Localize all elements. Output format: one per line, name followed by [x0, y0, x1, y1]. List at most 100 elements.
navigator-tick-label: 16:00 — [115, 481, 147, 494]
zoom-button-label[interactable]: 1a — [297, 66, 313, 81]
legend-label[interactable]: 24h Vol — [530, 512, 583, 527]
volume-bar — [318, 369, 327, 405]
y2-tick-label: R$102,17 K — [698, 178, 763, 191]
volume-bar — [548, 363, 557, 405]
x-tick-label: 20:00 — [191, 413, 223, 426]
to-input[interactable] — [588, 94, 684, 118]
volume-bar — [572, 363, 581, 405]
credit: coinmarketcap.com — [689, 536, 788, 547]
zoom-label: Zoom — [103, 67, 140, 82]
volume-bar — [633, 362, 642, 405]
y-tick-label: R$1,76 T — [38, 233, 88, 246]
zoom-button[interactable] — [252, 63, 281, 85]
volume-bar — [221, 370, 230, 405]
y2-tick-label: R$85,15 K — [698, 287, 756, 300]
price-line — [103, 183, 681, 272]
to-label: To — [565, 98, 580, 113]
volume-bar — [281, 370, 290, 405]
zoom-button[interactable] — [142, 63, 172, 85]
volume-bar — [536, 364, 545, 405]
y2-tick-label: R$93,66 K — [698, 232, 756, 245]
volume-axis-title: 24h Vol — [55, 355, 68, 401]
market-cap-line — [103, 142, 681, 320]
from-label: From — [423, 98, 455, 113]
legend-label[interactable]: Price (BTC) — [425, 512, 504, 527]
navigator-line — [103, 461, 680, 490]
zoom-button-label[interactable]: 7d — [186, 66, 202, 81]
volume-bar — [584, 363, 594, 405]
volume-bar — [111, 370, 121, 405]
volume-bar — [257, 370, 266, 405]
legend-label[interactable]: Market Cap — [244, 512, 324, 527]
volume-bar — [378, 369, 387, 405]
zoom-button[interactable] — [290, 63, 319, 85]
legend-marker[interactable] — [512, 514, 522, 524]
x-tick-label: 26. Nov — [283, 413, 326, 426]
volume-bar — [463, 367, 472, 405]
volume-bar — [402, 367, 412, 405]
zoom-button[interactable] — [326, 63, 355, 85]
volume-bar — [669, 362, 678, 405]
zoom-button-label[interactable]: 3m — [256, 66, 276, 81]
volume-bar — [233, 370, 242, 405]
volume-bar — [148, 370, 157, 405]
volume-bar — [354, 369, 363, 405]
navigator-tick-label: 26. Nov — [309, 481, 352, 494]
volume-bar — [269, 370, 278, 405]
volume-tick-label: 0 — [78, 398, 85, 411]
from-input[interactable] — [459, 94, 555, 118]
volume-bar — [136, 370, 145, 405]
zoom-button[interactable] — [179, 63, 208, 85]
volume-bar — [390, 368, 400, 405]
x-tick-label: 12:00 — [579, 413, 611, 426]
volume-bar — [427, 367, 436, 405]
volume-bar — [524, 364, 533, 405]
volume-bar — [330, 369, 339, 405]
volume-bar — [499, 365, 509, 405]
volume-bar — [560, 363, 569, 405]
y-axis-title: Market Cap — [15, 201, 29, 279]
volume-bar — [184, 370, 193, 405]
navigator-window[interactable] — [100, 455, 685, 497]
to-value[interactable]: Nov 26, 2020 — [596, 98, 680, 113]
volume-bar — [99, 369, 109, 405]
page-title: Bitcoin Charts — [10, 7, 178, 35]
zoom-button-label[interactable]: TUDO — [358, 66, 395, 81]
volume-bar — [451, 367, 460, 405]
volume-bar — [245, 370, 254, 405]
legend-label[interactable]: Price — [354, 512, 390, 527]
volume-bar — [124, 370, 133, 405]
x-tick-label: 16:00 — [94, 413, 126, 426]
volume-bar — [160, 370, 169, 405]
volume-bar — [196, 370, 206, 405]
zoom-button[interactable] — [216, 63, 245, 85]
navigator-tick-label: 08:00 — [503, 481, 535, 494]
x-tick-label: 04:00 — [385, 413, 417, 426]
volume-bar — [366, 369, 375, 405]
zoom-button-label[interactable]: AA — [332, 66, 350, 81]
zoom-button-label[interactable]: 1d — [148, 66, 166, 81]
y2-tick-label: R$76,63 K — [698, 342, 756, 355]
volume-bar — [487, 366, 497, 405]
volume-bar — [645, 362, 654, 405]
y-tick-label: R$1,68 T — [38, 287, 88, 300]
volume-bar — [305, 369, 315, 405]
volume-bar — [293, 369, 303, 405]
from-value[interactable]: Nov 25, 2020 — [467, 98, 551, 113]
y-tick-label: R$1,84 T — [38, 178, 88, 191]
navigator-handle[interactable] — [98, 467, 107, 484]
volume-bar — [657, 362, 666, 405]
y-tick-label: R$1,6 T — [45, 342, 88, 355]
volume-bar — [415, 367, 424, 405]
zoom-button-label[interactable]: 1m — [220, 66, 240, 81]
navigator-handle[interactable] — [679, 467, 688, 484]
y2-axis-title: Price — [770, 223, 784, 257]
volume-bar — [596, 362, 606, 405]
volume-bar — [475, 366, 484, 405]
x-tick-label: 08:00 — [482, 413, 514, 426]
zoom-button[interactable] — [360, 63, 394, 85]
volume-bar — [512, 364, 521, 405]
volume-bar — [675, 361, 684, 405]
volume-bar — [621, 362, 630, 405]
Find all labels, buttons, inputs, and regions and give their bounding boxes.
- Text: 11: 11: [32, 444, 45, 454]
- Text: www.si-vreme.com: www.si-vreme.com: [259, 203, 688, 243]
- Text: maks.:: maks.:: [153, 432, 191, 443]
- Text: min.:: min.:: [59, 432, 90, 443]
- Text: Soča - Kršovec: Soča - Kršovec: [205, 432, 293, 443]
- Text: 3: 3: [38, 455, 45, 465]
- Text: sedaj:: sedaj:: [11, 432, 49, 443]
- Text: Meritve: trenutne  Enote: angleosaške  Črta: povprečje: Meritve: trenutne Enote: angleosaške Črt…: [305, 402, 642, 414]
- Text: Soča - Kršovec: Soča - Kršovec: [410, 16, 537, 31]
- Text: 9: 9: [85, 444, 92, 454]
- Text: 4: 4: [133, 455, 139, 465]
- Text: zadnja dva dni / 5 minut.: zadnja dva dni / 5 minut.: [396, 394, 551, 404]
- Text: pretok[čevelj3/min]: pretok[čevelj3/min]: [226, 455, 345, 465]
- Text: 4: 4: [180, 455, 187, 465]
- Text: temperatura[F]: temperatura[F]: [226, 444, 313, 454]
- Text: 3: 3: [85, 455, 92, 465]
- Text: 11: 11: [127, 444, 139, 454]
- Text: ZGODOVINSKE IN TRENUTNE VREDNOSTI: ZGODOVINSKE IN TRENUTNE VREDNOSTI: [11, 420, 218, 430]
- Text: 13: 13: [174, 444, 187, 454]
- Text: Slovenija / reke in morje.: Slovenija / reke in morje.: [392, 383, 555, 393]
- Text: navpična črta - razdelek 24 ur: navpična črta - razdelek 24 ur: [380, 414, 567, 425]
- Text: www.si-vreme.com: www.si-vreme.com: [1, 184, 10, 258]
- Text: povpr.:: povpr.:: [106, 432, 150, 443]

▶ **WHAT IS BEING ASKED**
Rewrite all the items above, changing every "volume-bar" to "volume-column" and leaving everything else untouched.

▶ **COMPLETED EXERCISE**
Localize all elements. Output format: one per line, name followed by [x0, y0, x1, y1]. List at most 100 elements.
navigator-tick-label: 16:00 — [115, 481, 147, 494]
zoom-button-label[interactable]: 1a — [297, 66, 313, 81]
legend-label[interactable]: 24h Vol — [530, 512, 583, 527]
volume-column — [318, 369, 327, 405]
y2-tick-label: R$102,17 K — [698, 178, 763, 191]
volume-column — [548, 363, 557, 405]
x-tick-label: 20:00 — [191, 413, 223, 426]
to-input[interactable] — [588, 94, 684, 118]
volume-column — [572, 363, 581, 405]
credit: coinmarketcap.com — [689, 536, 788, 547]
zoom-label: Zoom — [103, 67, 140, 82]
volume-column — [633, 362, 642, 405]
y-tick-label: R$1,76 T — [38, 233, 88, 246]
zoom-button[interactable] — [252, 63, 281, 85]
volume-column — [221, 370, 230, 405]
y2-tick-label: R$85,15 K — [698, 287, 756, 300]
price-line — [103, 183, 681, 272]
to-label: To — [565, 98, 580, 113]
volume-column — [281, 370, 290, 405]
zoom-button[interactable] — [142, 63, 172, 85]
volume-column — [536, 364, 545, 405]
y2-tick-label: R$93,66 K — [698, 232, 756, 245]
volume-axis-title: 24h Vol — [55, 355, 68, 401]
market-cap-line — [103, 142, 681, 320]
from-label: From — [423, 98, 455, 113]
legend-label[interactable]: Price (BTC) — [425, 512, 504, 527]
navigator-line — [103, 461, 680, 490]
zoom-button-label[interactable]: 7d — [186, 66, 202, 81]
volume-column — [584, 363, 594, 405]
volume-column — [111, 370, 121, 405]
volume-column — [257, 370, 266, 405]
legend-label[interactable]: Market Cap — [244, 512, 324, 527]
volume-column — [378, 369, 387, 405]
zoom-button[interactable] — [290, 63, 319, 85]
legend-marker[interactable] — [512, 514, 522, 524]
x-tick-label: 26. Nov — [283, 413, 326, 426]
volume-column — [463, 367, 472, 405]
volume-column — [402, 367, 412, 405]
zoom-button[interactable] — [326, 63, 355, 85]
volume-column — [669, 362, 678, 405]
zoom-button-label[interactable]: 3m — [256, 66, 276, 81]
volume-column — [233, 370, 242, 405]
volume-column — [148, 370, 157, 405]
volume-column — [354, 369, 363, 405]
navigator-tick-label: 26. Nov — [309, 481, 352, 494]
volume-column — [269, 370, 278, 405]
volume-tick-label: 0 — [78, 398, 85, 411]
from-input[interactable] — [459, 94, 555, 118]
volume-column — [136, 370, 145, 405]
zoom-button[interactable] — [179, 63, 208, 85]
volume-column — [390, 368, 400, 405]
x-tick-label: 12:00 — [579, 413, 611, 426]
volume-column — [427, 367, 436, 405]
volume-column — [524, 364, 533, 405]
volume-column — [330, 369, 339, 405]
volume-column — [499, 365, 509, 405]
volume-column — [560, 363, 569, 405]
y-axis-title: Market Cap — [15, 201, 29, 279]
volume-column — [184, 370, 193, 405]
navigator-window[interactable] — [100, 455, 685, 497]
to-value[interactable]: Nov 26, 2020 — [596, 98, 680, 113]
volume-column — [99, 369, 109, 405]
page-title: Bitcoin Charts — [10, 7, 178, 35]
zoom-button-label[interactable]: TUDO — [358, 66, 395, 81]
volume-column — [451, 367, 460, 405]
volume-column — [245, 370, 254, 405]
legend-label[interactable]: Price — [354, 512, 390, 527]
volume-column — [124, 370, 133, 405]
x-tick-label: 16:00 — [94, 413, 126, 426]
volume-column — [160, 370, 169, 405]
volume-column — [196, 370, 206, 405]
zoom-button[interactable] — [216, 63, 245, 85]
navigator-tick-label: 08:00 — [503, 481, 535, 494]
x-tick-label: 04:00 — [385, 413, 417, 426]
volume-column — [366, 369, 375, 405]
zoom-button-label[interactable]: AA — [332, 66, 350, 81]
zoom-button-label[interactable]: 1d — [148, 66, 166, 81]
y2-tick-label: R$76,63 K — [698, 342, 756, 355]
volume-column — [487, 366, 497, 405]
volume-column — [645, 362, 654, 405]
y-tick-label: R$1,68 T — [38, 287, 88, 300]
volume-column — [305, 369, 315, 405]
volume-column — [293, 369, 303, 405]
from-value[interactable]: Nov 25, 2020 — [467, 98, 551, 113]
y-tick-label: R$1,84 T — [38, 178, 88, 191]
navigator-handle[interactable] — [98, 467, 107, 484]
volume-column — [657, 362, 666, 405]
y-tick-label: R$1,6 T — [45, 342, 88, 355]
volume-column — [415, 367, 424, 405]
zoom-button-label[interactable]: 1m — [220, 66, 240, 81]
navigator-handle[interactable] — [679, 467, 688, 484]
y2-axis-title: Price — [770, 223, 784, 257]
volume-column — [596, 362, 606, 405]
volume-column — [475, 366, 484, 405]
x-tick-label: 08:00 — [482, 413, 514, 426]
zoom-button[interactable] — [360, 63, 394, 85]
volume-column — [512, 364, 521, 405]
volume-column — [675, 361, 684, 405]
volume-column — [621, 362, 630, 405]
Find all labels, buttons, inputs, and regions and give their bounding boxes.
- Text: 11: 11: [32, 444, 45, 454]
- Text: www.si-vreme.com: www.si-vreme.com: [259, 203, 688, 243]
- Text: maks.:: maks.:: [153, 432, 191, 443]
- Text: min.:: min.:: [59, 432, 90, 443]
- Text: Soča - Kršovec: Soča - Kršovec: [205, 432, 293, 443]
- Text: 3: 3: [38, 455, 45, 465]
- Text: sedaj:: sedaj:: [11, 432, 49, 443]
- Text: Meritve: trenutne  Enote: angleosaške  Črta: povprečje: Meritve: trenutne Enote: angleosaške Črt…: [305, 402, 642, 414]
- Text: Soča - Kršovec: Soča - Kršovec: [410, 16, 537, 31]
- Text: 9: 9: [85, 444, 92, 454]
- Text: 4: 4: [133, 455, 139, 465]
- Text: zadnja dva dni / 5 minut.: zadnja dva dni / 5 minut.: [396, 394, 551, 404]
- Text: pretok[čevelj3/min]: pretok[čevelj3/min]: [226, 455, 345, 465]
- Text: 4: 4: [180, 455, 187, 465]
- Text: temperatura[F]: temperatura[F]: [226, 444, 313, 454]
- Text: 3: 3: [85, 455, 92, 465]
- Text: 11: 11: [127, 444, 139, 454]
- Text: ZGODOVINSKE IN TRENUTNE VREDNOSTI: ZGODOVINSKE IN TRENUTNE VREDNOSTI: [11, 420, 218, 430]
- Text: 13: 13: [174, 444, 187, 454]
- Text: Slovenija / reke in morje.: Slovenija / reke in morje.: [392, 383, 555, 393]
- Text: navpična črta - razdelek 24 ur: navpična črta - razdelek 24 ur: [380, 414, 567, 425]
- Text: www.si-vreme.com: www.si-vreme.com: [1, 184, 10, 258]
- Text: povpr.:: povpr.:: [106, 432, 150, 443]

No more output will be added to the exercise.